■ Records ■
***

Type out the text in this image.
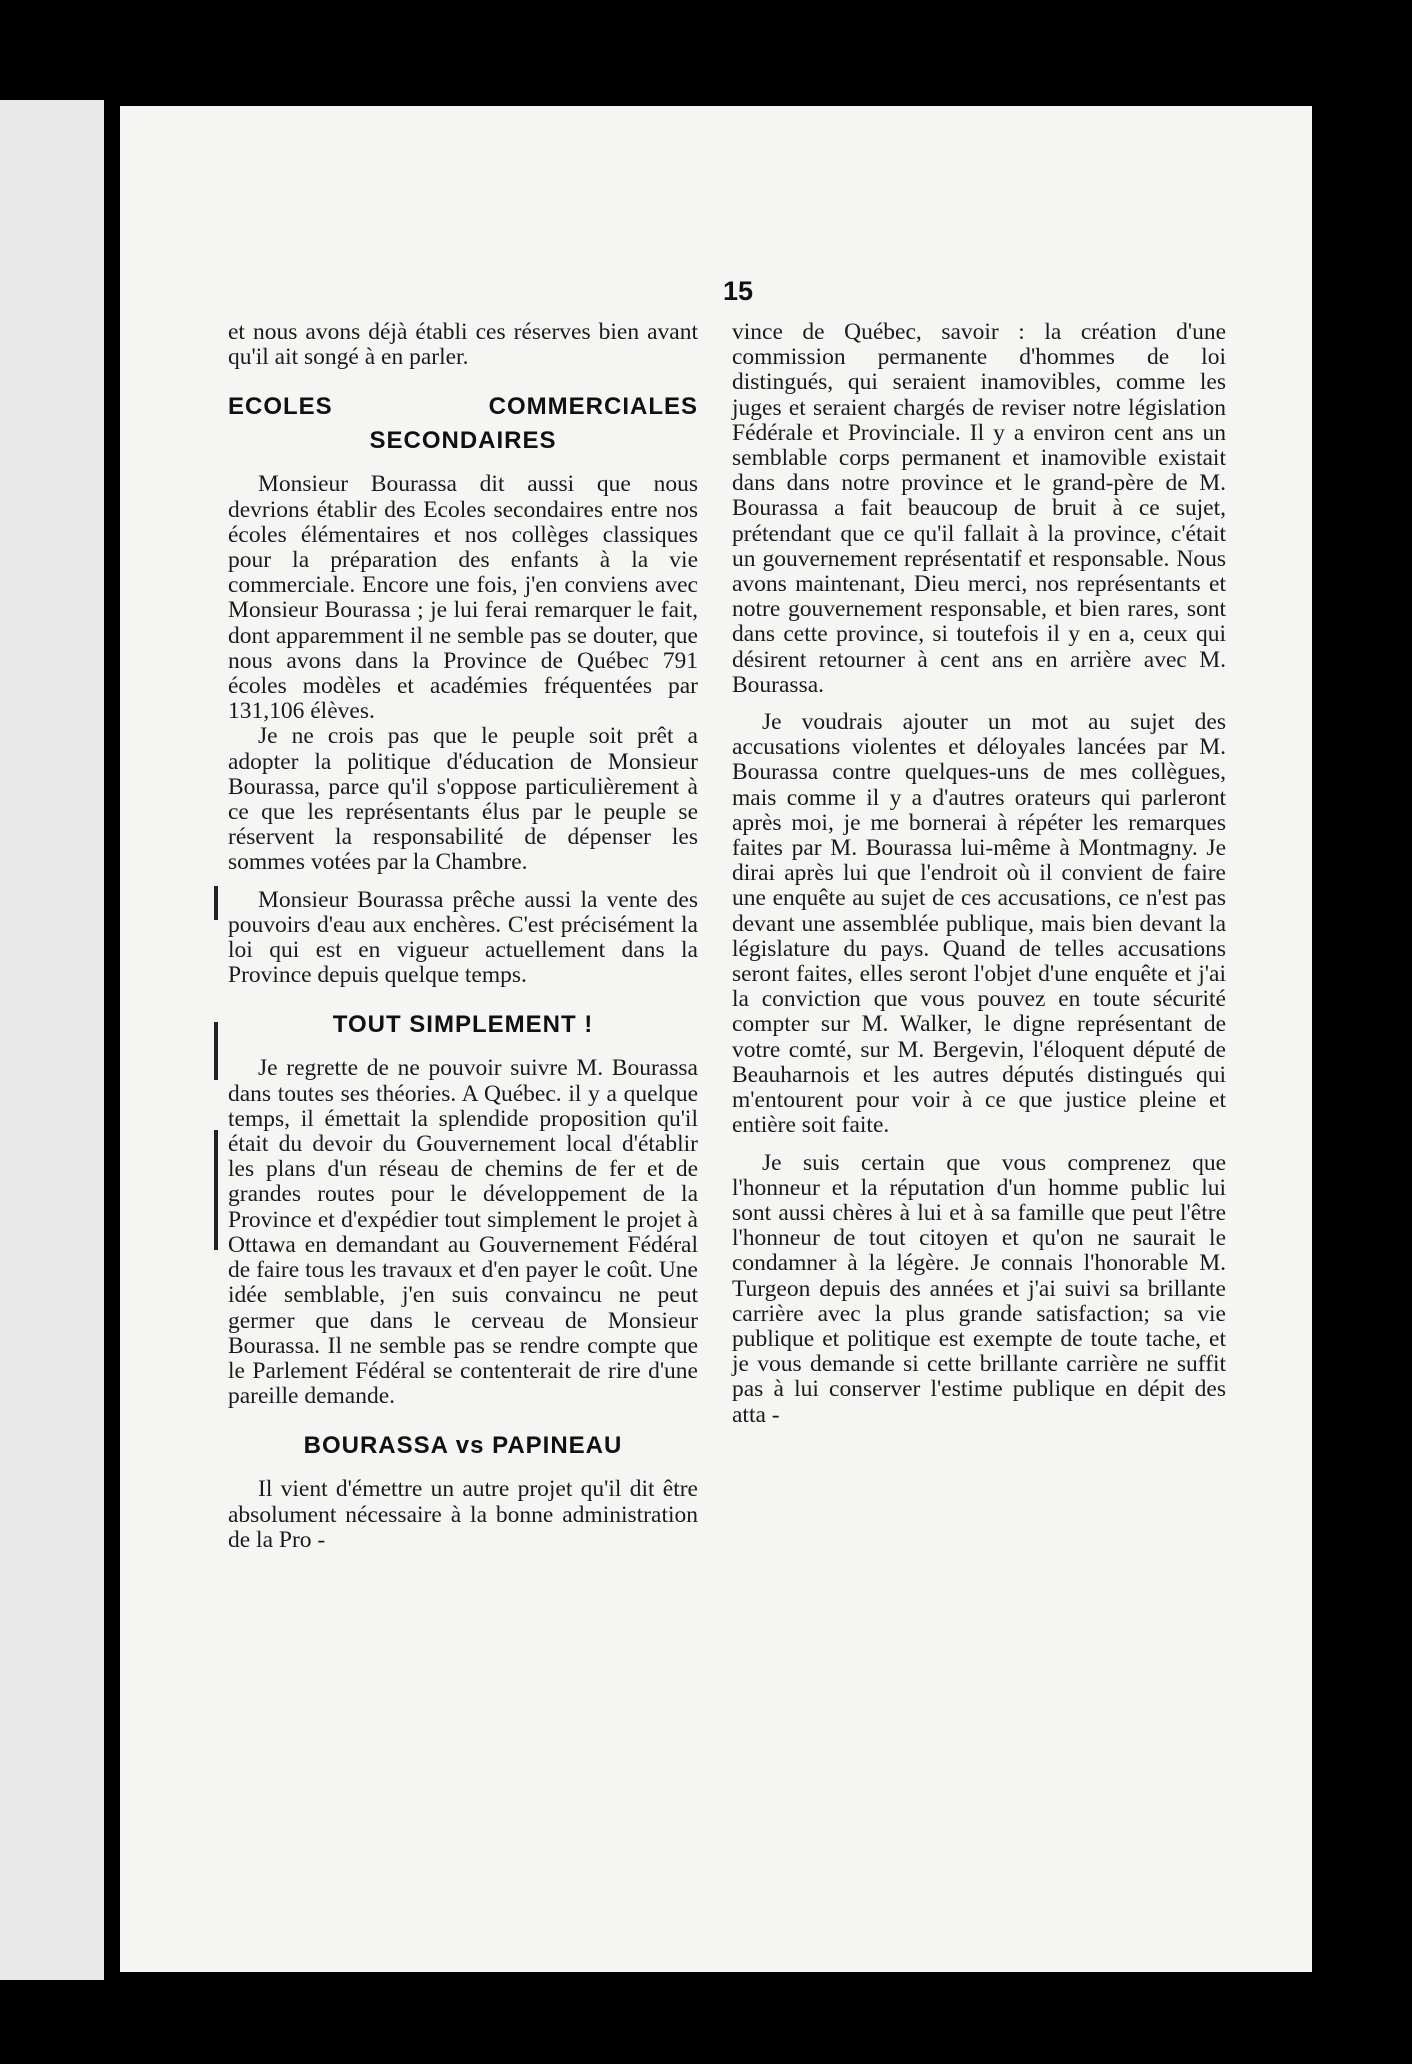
15

et nous avons déjà établi ces réserves bien avant qu'il ait songé à en parler.

ECOLES COMMERCIALES SECONDAIRES

Monsieur Bourassa dit aussi que nous devrions établir des Ecoles secondaires entre nos écoles élémentaires et nos collèges classiques pour la préparation des enfants à la vie commerciale. Encore une fois, j'en conviens avec Monsieur Bourassa ; je lui ferai remarquer le fait, dont apparemment il ne semble pas se douter, que nous avons dans la Province de Québec 791 écoles modèles et académies fréquentées par 131,106 élèves.

Je ne crois pas que le peuple soit prêt a adopter la politique d'éducation de Monsieur Bourassa, parce qu'il s'oppose particulièrement à ce que les représentants élus par le peuple se réservent la responsabilité de dépenser les sommes votées par la Chambre.

Monsieur Bourassa prêche aussi la vente des pouvoirs d'eau aux enchères. C'est précisément la loi qui est en vigueur actuellement dans la Province depuis quelque temps.

TOUT SIMPLEMENT !

Je regrette de ne pouvoir suivre M. Bourassa dans toutes ses théories. A Québec. il y a quelque temps, il émettait la splendide proposition qu'il était du devoir du Gouvernement local d'établir les plans d'un réseau de chemins de fer et de grandes routes pour le développement de la Province et d'expédier tout simplement le projet à Ottawa en demandant au Gouvernement Fédéral de faire tous les travaux et d'en payer le coût. Une idée semblable, j'en suis convaincu ne peut germer que dans le cerveau de Monsieur Bourassa. Il ne semble pas se rendre compte que le Parlement Fédéral se contenterait de rire d'une pareille demande.

BOURASSA vs PAPINEAU

Il vient d'émettre un autre projet qu'il dit être absolument nécessaire à la bonne administration de la Pro -

vince de Québec, savoir : la création d'une commission permanente d'hommes de loi distingués, qui seraient inamovibles, comme les juges et seraient chargés de reviser notre législation Fédérale et Provinciale. Il y a environ cent ans un semblable corps permanent et inamovible existait dans dans notre province et le grand-père de M. Bourassa a fait beaucoup de bruit à ce sujet, prétendant que ce qu'il fallait à la province, c'était un gouvernement représentatif et responsable. Nous avons maintenant, Dieu merci, nos représentants et notre gouvernement responsable, et bien rares, sont dans cette province, si toutefois il y en a, ceux qui désirent retourner à cent ans en arrière avec M. Bourassa.

Je voudrais ajouter un mot au sujet des accusations violentes et déloyales lancées par M. Bourassa contre quelques-uns de mes collègues, mais comme il y a d'autres orateurs qui parleront après moi, je me bornerai à répéter les remarques faites par M. Bourassa lui-même à Montmagny. Je dirai après lui que l'endroit où il convient de faire une enquête au sujet de ces accusations, ce n'est pas devant une assemblée publique, mais bien devant la législature du pays. Quand de telles accusations seront faites, elles seront l'objet d'une enquête et j'ai la conviction que vous pouvez en toute sécurité compter sur M. Walker, le digne représentant de votre comté, sur M. Bergevin, l'éloquent député de Beauharnois et les autres députés distingués qui m'entourent pour voir à ce que justice pleine et entière soit faite.

Je suis certain que vous comprenez que l'honneur et la réputation d'un homme public lui sont aussi chères à lui et à sa famille que peut l'être l'honneur de tout citoyen et qu'on ne saurait le condamner à la légère. Je connais l'honorable M. Turgeon depuis des années et j'ai suivi sa brillante carrière avec la plus grande satisfaction; sa vie publique et politique est exempte de toute tache, et je vous demande si cette brillante carrière ne suffit pas à lui conserver l'estime publique en dépit des atta -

***

■ REQUEST ■
Quote the entries above word for word. Leave the images out.

■ EXPECTED OUTPUT ■
Type out the text in this image.
15

et nous avons déjà établi ces réserves bien avant qu'il ait songé à en parler.

ECOLES COMMERCIALES SECONDAIRES

Monsieur Bourassa dit aussi que nous devrions établir des Ecoles secondaires entre nos écoles élémentaires et nos collèges classiques pour la préparation des enfants à la vie commerciale. Encore une fois, j'en conviens avec Monsieur Bourassa ; je lui ferai remarquer le fait, dont apparemment il ne semble pas se douter, que nous avons dans la Province de Québec 791 écoles modèles et académies fréquentées par 131,106 élèves.

Je ne crois pas que le peuple soit prêt a adopter la politique d'éducation de Monsieur Bourassa, parce qu'il s'oppose particulièrement à ce que les représentants élus par le peuple se réservent la responsabilité de dépenser les sommes votées par la Chambre.

Monsieur Bourassa prêche aussi la vente des pouvoirs d'eau aux enchères. C'est précisément la loi qui est en vigueur actuellement dans la Province depuis quelque temps.

TOUT SIMPLEMENT !

Je regrette de ne pouvoir suivre M. Bourassa dans toutes ses théories. A Québec. il y a quelque temps, il émettait la splendide proposition qu'il était du devoir du Gouvernement local d'établir les plans d'un réseau de chemins de fer et de grandes routes pour le développement de la Province et d'expédier tout simplement le projet à Ottawa en demandant au Gouvernement Fédéral de faire tous les travaux et d'en payer le coût. Une idée semblable, j'en suis convaincu ne peut germer que dans le cerveau de Monsieur Bourassa. Il ne semble pas se rendre compte que le Parlement Fédéral se contenterait de rire d'une pareille demande.

BOURASSA vs PAPINEAU

Il vient d'émettre un autre projet qu'il dit être absolument nécessaire à la bonne administration de la Pro -

vince de Québec, savoir : la création d'une commission permanente d'hommes de loi distingués, qui seraient inamovibles, comme les juges et seraient chargés de reviser notre législation Fédérale et Provinciale. Il y a environ cent ans un semblable corps permanent et inamovible existait dans dans notre province et le grand-père de M. Bourassa a fait beaucoup de bruit à ce sujet, prétendant que ce qu'il fallait à la province, c'était un gouvernement représentatif et responsable. Nous avons maintenant, Dieu merci, nos représentants et notre gouvernement responsable, et bien rares, sont dans cette province, si toutefois il y en a, ceux qui désirent retourner à cent ans en arrière avec M. Bourassa.

Je voudrais ajouter un mot au sujet des accusations violentes et déloyales lancées par M. Bourassa contre quelques-uns de mes collègues, mais comme il y a d'autres orateurs qui parleront après moi, je me bornerai à répéter les remarques faites par M. Bourassa lui-même à Montmagny. Je dirai après lui que l'endroit où il convient de faire une enquête au sujet de ces accusations, ce n'est pas devant une assemblée publique, mais bien devant la législature du pays. Quand de telles accusations seront faites, elles seront l'objet d'une enquête et j'ai la conviction que vous pouvez en toute sécurité compter sur M. Walker, le digne représentant de votre comté, sur M. Bergevin, l'éloquent député de Beauharnois et les autres députés distingués qui m'entourent pour voir à ce que justice pleine et entière soit faite.

Je suis certain que vous comprenez que l'honneur et la réputation d'un homme public lui sont aussi chères à lui et à sa famille que peut l'être l'honneur de tout citoyen et qu'on ne saurait le condamner à la légère. Je connais l'honorable M. Turgeon depuis des années et j'ai suivi sa brillante carrière avec la plus grande satisfaction; sa vie publique et politique est exempte de toute tache, et je vous demande si cette brillante carrière ne suffit pas à lui conserver l'estime publique en dépit des atta -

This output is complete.